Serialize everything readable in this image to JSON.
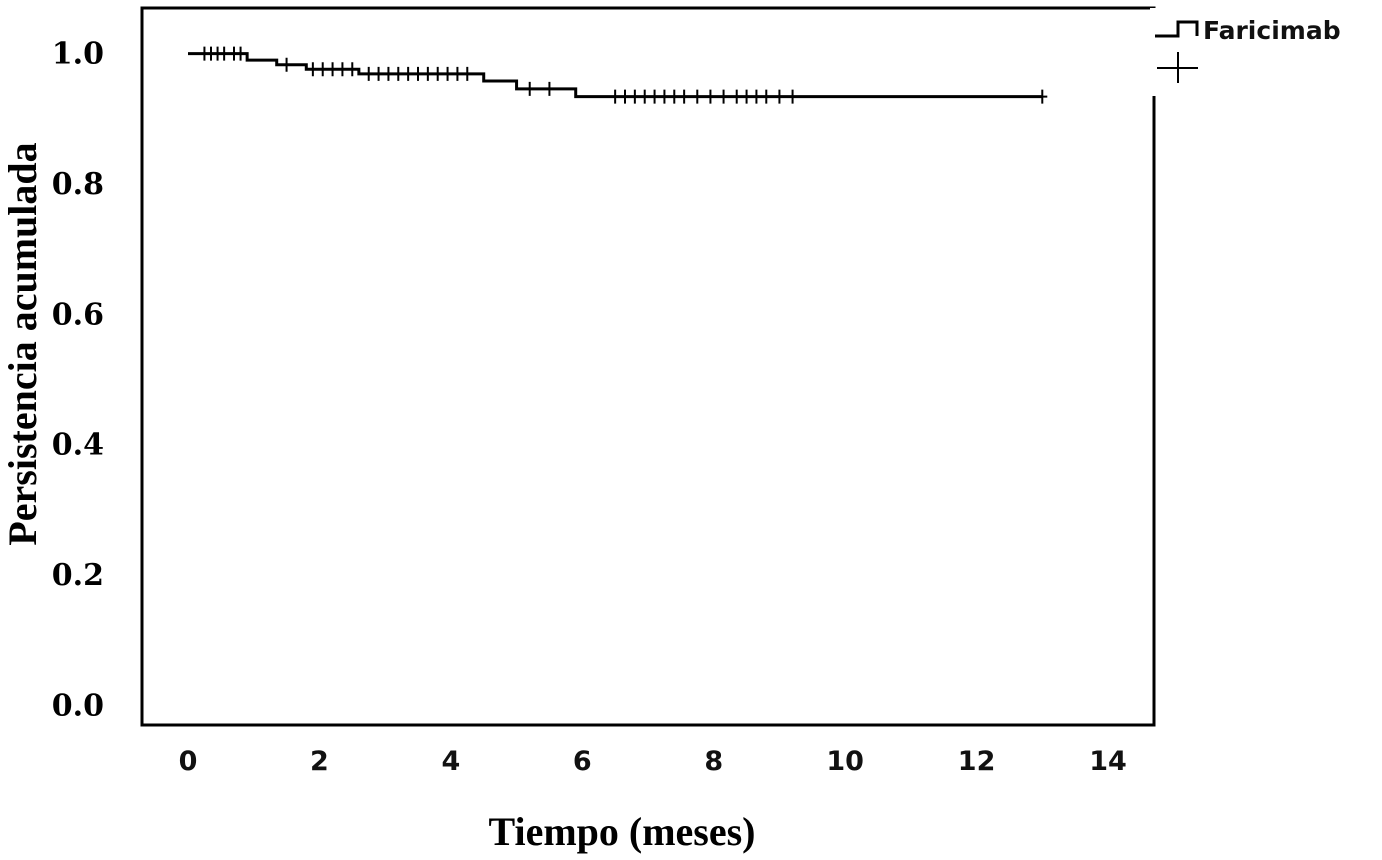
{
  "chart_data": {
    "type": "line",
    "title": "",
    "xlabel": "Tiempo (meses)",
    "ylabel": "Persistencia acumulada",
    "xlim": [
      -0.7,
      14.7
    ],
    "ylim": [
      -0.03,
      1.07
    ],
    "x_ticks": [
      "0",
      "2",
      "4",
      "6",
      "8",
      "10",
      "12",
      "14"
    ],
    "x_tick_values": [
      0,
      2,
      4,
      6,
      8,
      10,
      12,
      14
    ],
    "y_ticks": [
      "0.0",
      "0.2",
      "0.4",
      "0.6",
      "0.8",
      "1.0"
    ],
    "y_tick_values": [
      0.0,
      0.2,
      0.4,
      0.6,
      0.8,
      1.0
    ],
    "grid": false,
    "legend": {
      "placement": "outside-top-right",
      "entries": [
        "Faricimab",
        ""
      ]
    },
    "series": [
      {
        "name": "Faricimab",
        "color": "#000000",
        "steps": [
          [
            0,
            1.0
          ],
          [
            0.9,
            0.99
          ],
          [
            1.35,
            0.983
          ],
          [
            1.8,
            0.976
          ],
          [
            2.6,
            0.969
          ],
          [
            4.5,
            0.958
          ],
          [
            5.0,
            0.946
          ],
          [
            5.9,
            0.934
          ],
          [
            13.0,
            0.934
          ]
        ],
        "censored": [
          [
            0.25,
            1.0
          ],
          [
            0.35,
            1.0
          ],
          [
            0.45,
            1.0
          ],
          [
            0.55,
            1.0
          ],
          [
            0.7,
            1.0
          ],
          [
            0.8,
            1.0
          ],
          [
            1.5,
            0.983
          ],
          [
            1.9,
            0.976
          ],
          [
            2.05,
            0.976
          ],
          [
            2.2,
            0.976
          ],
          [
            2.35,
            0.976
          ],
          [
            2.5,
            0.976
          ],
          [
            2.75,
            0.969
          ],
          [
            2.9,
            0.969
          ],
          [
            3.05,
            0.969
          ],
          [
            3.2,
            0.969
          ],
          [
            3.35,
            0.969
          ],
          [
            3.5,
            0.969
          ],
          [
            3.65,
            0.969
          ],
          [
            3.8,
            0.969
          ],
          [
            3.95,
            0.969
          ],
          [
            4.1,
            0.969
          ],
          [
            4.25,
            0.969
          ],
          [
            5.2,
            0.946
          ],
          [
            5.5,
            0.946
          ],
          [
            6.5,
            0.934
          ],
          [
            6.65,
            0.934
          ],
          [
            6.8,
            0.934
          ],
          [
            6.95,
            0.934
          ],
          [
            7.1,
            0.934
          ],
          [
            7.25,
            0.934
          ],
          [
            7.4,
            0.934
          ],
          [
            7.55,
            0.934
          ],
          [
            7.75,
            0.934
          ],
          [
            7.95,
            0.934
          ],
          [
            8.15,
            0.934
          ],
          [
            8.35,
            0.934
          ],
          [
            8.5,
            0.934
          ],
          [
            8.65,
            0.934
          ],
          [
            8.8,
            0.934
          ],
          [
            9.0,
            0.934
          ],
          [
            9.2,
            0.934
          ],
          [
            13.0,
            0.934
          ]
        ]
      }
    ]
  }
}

+ + + + + + +

Task details ▸ Reproduce the entries exactly. Do not carry over any picture.

Worked answer ▸
Serialize everything readable in this image to JSON.
{
  "chart_data": {
    "type": "line",
    "title": "",
    "xlabel": "Tiempo (meses)",
    "ylabel": "Persistencia acumulada",
    "xlim": [
      -0.7,
      14.7
    ],
    "ylim": [
      -0.03,
      1.07
    ],
    "x_ticks": [
      "0",
      "2",
      "4",
      "6",
      "8",
      "10",
      "12",
      "14"
    ],
    "x_tick_values": [
      0,
      2,
      4,
      6,
      8,
      10,
      12,
      14
    ],
    "y_ticks": [
      "0.0",
      "0.2",
      "0.4",
      "0.6",
      "0.8",
      "1.0"
    ],
    "y_tick_values": [
      0.0,
      0.2,
      0.4,
      0.6,
      0.8,
      1.0
    ],
    "grid": false,
    "legend": {
      "placement": "outside-top-right",
      "entries": [
        "Faricimab",
        ""
      ]
    },
    "series": [
      {
        "name": "Faricimab",
        "color": "#000000",
        "steps": [
          [
            0,
            1.0
          ],
          [
            0.9,
            0.99
          ],
          [
            1.35,
            0.983
          ],
          [
            1.8,
            0.976
          ],
          [
            2.6,
            0.969
          ],
          [
            4.5,
            0.958
          ],
          [
            5.0,
            0.946
          ],
          [
            5.9,
            0.934
          ],
          [
            13.0,
            0.934
          ]
        ],
        "censored": [
          [
            0.25,
            1.0
          ],
          [
            0.35,
            1.0
          ],
          [
            0.45,
            1.0
          ],
          [
            0.55,
            1.0
          ],
          [
            0.7,
            1.0
          ],
          [
            0.8,
            1.0
          ],
          [
            1.5,
            0.983
          ],
          [
            1.9,
            0.976
          ],
          [
            2.05,
            0.976
          ],
          [
            2.2,
            0.976
          ],
          [
            2.35,
            0.976
          ],
          [
            2.5,
            0.976
          ],
          [
            2.75,
            0.969
          ],
          [
            2.9,
            0.969
          ],
          [
            3.05,
            0.969
          ],
          [
            3.2,
            0.969
          ],
          [
            3.35,
            0.969
          ],
          [
            3.5,
            0.969
          ],
          [
            3.65,
            0.969
          ],
          [
            3.8,
            0.969
          ],
          [
            3.95,
            0.969
          ],
          [
            4.1,
            0.969
          ],
          [
            4.25,
            0.969
          ],
          [
            5.2,
            0.946
          ],
          [
            5.5,
            0.946
          ],
          [
            6.5,
            0.934
          ],
          [
            6.65,
            0.934
          ],
          [
            6.8,
            0.934
          ],
          [
            6.95,
            0.934
          ],
          [
            7.1,
            0.934
          ],
          [
            7.25,
            0.934
          ],
          [
            7.4,
            0.934
          ],
          [
            7.55,
            0.934
          ],
          [
            7.75,
            0.934
          ],
          [
            7.95,
            0.934
          ],
          [
            8.15,
            0.934
          ],
          [
            8.35,
            0.934
          ],
          [
            8.5,
            0.934
          ],
          [
            8.65,
            0.934
          ],
          [
            8.8,
            0.934
          ],
          [
            9.0,
            0.934
          ],
          [
            9.2,
            0.934
          ],
          [
            13.0,
            0.934
          ]
        ]
      }
    ]
  }
}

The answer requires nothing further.